Work to do: Return all of the entries exactly, with nothing added or left out.

[start Supplied material]

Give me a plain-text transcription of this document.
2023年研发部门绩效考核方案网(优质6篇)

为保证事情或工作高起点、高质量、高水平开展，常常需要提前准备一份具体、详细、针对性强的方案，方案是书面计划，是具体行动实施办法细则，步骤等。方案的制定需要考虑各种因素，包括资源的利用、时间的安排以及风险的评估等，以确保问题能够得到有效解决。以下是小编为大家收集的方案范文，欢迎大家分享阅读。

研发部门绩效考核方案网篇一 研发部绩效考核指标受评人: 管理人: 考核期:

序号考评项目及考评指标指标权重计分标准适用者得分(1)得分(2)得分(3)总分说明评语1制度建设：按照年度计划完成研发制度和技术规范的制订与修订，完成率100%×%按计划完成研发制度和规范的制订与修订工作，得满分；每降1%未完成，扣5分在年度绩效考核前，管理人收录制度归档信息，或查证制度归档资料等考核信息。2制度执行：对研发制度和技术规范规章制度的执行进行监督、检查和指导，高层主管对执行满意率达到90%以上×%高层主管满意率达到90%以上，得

[end Supplied material]

Finished answer:
Give me a plain-text transcription of this document.
2023年研发部门绩效考核方案网(优质6篇)

为保证事情或工作高起点、高质量、高水平开展，常常需要提前准备一份具体、详细、针对性强的方案，方案是书面计划，是具体行动实施办法细则，步骤等。方案的制定需要考虑各种因素，包括资源的利用、时间的安排以及风险的评估等，以确保问题能够得到有效解决。以下是小编为大家收集的方案范文，欢迎大家分享阅读。

研发部门绩效考核方案网篇一 研发部绩效考核指标受评人: 管理人: 考核期:

序号考评项目及考评指标指标权重计分标准适用者得分(1)得分(2)得分(3)总分说明评语1制度建设：按照年度计划完成研发制度和技术规范的制订与修订，完成率100%×%按计划完成研发制度和规范的制订与修订工作，得满分；每降1%未完成，扣5分在年度绩效考核前，管理人收录制度归档信息，或查证制度归档资料等考核信息。2制度执行：对研发制度和技术规范规章制度的执行进行监督、检查和指导，高层主管对执行满意率达到90%以上×%高层主管满意率达到90%以上，得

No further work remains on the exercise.